### Set task
Work out the number of lines in the records that include the word "code"; reply with that number alone.

### Exercise input
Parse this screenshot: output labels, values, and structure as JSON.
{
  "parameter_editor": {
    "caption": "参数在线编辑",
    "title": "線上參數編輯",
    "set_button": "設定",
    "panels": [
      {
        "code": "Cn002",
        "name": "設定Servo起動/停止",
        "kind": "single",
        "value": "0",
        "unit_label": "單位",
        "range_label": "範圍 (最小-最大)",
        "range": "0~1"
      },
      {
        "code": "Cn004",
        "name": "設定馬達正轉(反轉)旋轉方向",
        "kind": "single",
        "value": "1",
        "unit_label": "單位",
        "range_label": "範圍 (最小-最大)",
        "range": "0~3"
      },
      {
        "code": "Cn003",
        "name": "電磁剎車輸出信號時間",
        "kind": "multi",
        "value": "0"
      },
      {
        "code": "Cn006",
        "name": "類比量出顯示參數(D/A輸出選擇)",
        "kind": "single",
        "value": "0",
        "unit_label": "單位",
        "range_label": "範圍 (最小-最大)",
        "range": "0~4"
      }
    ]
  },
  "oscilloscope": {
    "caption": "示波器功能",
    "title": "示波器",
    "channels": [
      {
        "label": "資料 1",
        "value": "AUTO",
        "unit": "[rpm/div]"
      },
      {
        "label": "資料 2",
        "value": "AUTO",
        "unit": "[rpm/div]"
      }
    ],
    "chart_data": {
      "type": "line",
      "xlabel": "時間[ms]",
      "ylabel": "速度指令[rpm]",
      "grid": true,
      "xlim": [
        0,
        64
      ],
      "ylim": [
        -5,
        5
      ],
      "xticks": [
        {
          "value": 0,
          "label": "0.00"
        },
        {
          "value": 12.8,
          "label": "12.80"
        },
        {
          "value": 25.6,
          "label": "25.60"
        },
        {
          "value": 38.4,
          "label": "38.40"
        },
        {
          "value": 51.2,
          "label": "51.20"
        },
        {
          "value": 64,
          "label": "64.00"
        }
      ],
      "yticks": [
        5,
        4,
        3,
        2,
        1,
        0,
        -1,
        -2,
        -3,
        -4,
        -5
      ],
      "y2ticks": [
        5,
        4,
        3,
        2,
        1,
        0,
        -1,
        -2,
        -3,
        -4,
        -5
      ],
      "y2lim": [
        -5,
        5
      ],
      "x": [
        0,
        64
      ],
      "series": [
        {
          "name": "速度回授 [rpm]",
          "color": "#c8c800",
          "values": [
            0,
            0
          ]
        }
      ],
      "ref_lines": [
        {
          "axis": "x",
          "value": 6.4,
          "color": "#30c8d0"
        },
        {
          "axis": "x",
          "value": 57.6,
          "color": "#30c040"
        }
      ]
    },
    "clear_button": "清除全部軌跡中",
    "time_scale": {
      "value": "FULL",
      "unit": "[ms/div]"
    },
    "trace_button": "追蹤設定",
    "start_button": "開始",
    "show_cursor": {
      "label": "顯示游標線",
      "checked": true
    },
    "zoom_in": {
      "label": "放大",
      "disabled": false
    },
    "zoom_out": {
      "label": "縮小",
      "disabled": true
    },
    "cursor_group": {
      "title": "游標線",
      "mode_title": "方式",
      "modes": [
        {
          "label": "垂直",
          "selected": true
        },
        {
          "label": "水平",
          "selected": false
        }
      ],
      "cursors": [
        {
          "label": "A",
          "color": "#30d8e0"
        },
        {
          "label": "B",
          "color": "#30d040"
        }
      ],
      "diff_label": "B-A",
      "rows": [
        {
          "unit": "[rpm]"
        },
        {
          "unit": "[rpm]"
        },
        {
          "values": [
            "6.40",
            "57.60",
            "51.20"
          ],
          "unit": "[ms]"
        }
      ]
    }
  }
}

### Response below
4